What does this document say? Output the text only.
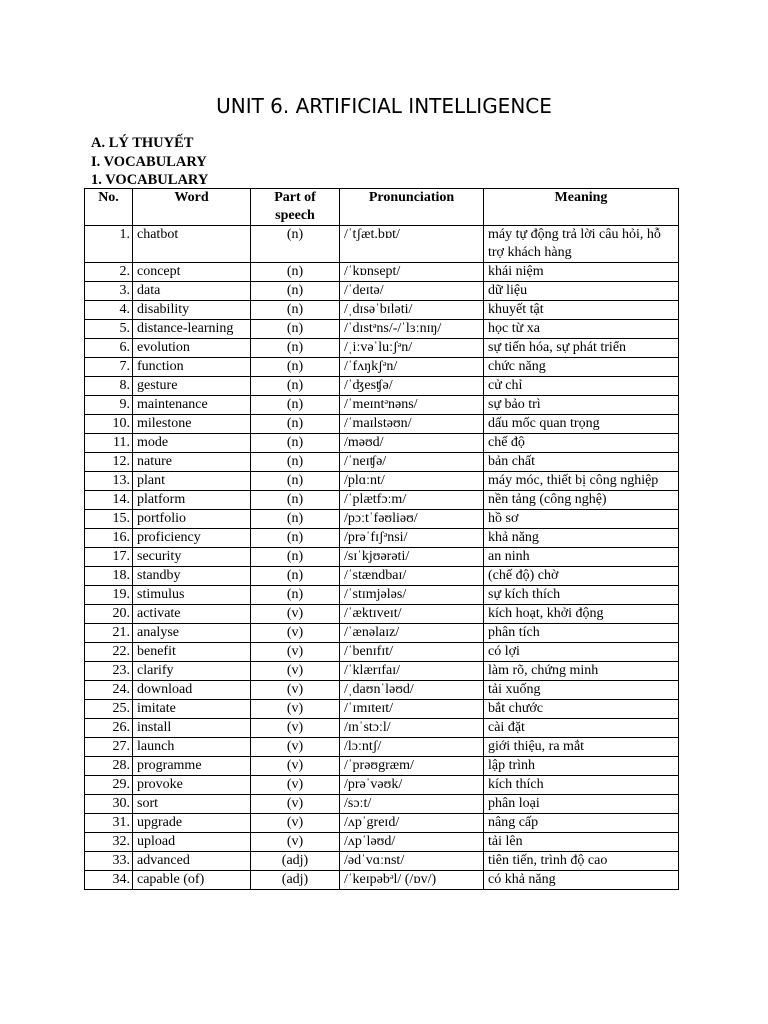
UNIT 6. ARTIFICIAL INTELLIGENCE
A. LÝ THUYẾT
I. VOCABULARY
1. VOCABULARY
No.	Word	Part of speech	Pronunciation	Meaning
1.	chatbot	(n)	/ˈtʃæt.bɒt/	máy tự động trả lời câu hỏi, hỗ trợ khách hàng
2.	concept	(n)	/ˈkɒnsept/	khái niệm
3.	data	(n)	/ˈdeɪtə/	dữ liệu
4.	disability	(n)	/ˌdɪsəˈbɪləti/	khuyết tật
5.	distance-learning	(n)	/ˈdɪstᵊns/-/ˈlɜːnɪŋ/	học từ xa
6.	evolution	(n)	/ˌiːvəˈluːʃᵊn/	sự tiến hóa, sự phát triển
7.	function	(n)	/ˈfʌŋkʃᵊn/	chức năng
8.	gesture	(n)	/ˈʤesʧə/	cử chỉ
9.	maintenance	(n)	/ˈmeɪntᵊnəns/	sự bảo trì
10.	milestone	(n)	/ˈmaɪlstəʊn/	dấu mốc quan trọng
11.	mode	(n)	/məʊd/	chế độ
12.	nature	(n)	/ˈneɪʧə/	bản chất
13.	plant	(n)	/plɑːnt/	máy móc, thiết bị công nghiệp
14.	platform	(n)	/ˈplætfɔːm/	nền tảng (công nghệ)
15.	portfolio	(n)	/pɔːtˈfəʊliəʊ/	hồ sơ
16.	proficiency	(n)	/prəˈfɪʃᵊnsi/	khả năng
17.	security	(n)	/sɪˈkjʊərəti/	an ninh
18.	standby	(n)	/ˈstændbaɪ/	(chế độ) chờ
19.	stimulus	(n)	/ˈstɪmjələs/	sự kích thích
20.	activate	(v)	/ˈæktɪveɪt/	kích hoạt, khởi động
21.	analyse	(v)	/ˈænəlaɪz/	phân tích
22.	benefit	(v)	/ˈbenɪfɪt/	có lợi
23.	clarify	(v)	/ˈklærɪfaɪ/	làm rõ, chứng minh
24.	download	(v)	/ˌdaʊnˈləʊd/	tải xuống
25.	imitate	(v)	/ˈɪmɪteɪt/	bắt chước
26.	install	(v)	/ɪnˈstɔːl/	cài đặt
27.	launch	(v)	/lɔːntʃ/	giới thiệu, ra mắt
28.	programme	(v)	/ˈprəʊgræm/	lập trình
29.	provoke	(v)	/prəˈvəʊk/	kích thích
30.	sort	(v)	/sɔːt/	phân loại
31.	upgrade	(v)	/ʌpˈgreɪd/	nâng cấp
32.	upload	(v)	/ʌpˈləʊd/	tải lên
33.	advanced	(adj)	/ədˈvɑːnst/	tiên tiến, trình độ cao
34.	capable (of)	(adj)	/ˈkeɪpəbᵊl/ (/ɒv/)	có khả năng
──────────────────────────────
▶ **What you should do**: Copy all the lines of data exactly as they appear, dropping any images.

▶ **Task response**:
What does this document say? Output the text only.
UNIT 6. ARTIFICIAL INTELLIGENCE
A. LÝ THUYẾT
I. VOCABULARY
1. VOCABULARY
No.	Word	Part of speech	Pronunciation	Meaning
1.	chatbot	(n)	/ˈtʃæt.bɒt/	máy tự động trả lời câu hỏi, hỗ trợ khách hàng
2.	concept	(n)	/ˈkɒnsept/	khái niệm
3.	data	(n)	/ˈdeɪtə/	dữ liệu
4.	disability	(n)	/ˌdɪsəˈbɪləti/	khuyết tật
5.	distance-learning	(n)	/ˈdɪstᵊns/-/ˈlɜːnɪŋ/	học từ xa
6.	evolution	(n)	/ˌiːvəˈluːʃᵊn/	sự tiến hóa, sự phát triển
7.	function	(n)	/ˈfʌŋkʃᵊn/	chức năng
8.	gesture	(n)	/ˈʤesʧə/	cử chỉ
9.	maintenance	(n)	/ˈmeɪntᵊnəns/	sự bảo trì
10.	milestone	(n)	/ˈmaɪlstəʊn/	dấu mốc quan trọng
11.	mode	(n)	/məʊd/	chế độ
12.	nature	(n)	/ˈneɪʧə/	bản chất
13.	plant	(n)	/plɑːnt/	máy móc, thiết bị công nghiệp
14.	platform	(n)	/ˈplætfɔːm/	nền tảng (công nghệ)
15.	portfolio	(n)	/pɔːtˈfəʊliəʊ/	hồ sơ
16.	proficiency	(n)	/prəˈfɪʃᵊnsi/	khả năng
17.	security	(n)	/sɪˈkjʊərəti/	an ninh
18.	standby	(n)	/ˈstændbaɪ/	(chế độ) chờ
19.	stimulus	(n)	/ˈstɪmjələs/	sự kích thích
20.	activate	(v)	/ˈæktɪveɪt/	kích hoạt, khởi động
21.	analyse	(v)	/ˈænəlaɪz/	phân tích
22.	benefit	(v)	/ˈbenɪfɪt/	có lợi
23.	clarify	(v)	/ˈklærɪfaɪ/	làm rõ, chứng minh
24.	download	(v)	/ˌdaʊnˈləʊd/	tải xuống
25.	imitate	(v)	/ˈɪmɪteɪt/	bắt chước
26.	install	(v)	/ɪnˈstɔːl/	cài đặt
27.	launch	(v)	/lɔːntʃ/	giới thiệu, ra mắt
28.	programme	(v)	/ˈprəʊgræm/	lập trình
29.	provoke	(v)	/prəˈvəʊk/	kích thích
30.	sort	(v)	/sɔːt/	phân loại
31.	upgrade	(v)	/ʌpˈgreɪd/	nâng cấp
32.	upload	(v)	/ʌpˈləʊd/	tải lên
33.	advanced	(adj)	/ədˈvɑːnst/	tiên tiến, trình độ cao
34.	capable (of)	(adj)	/ˈkeɪpəbᵊl/ (/ɒv/)	có khả năng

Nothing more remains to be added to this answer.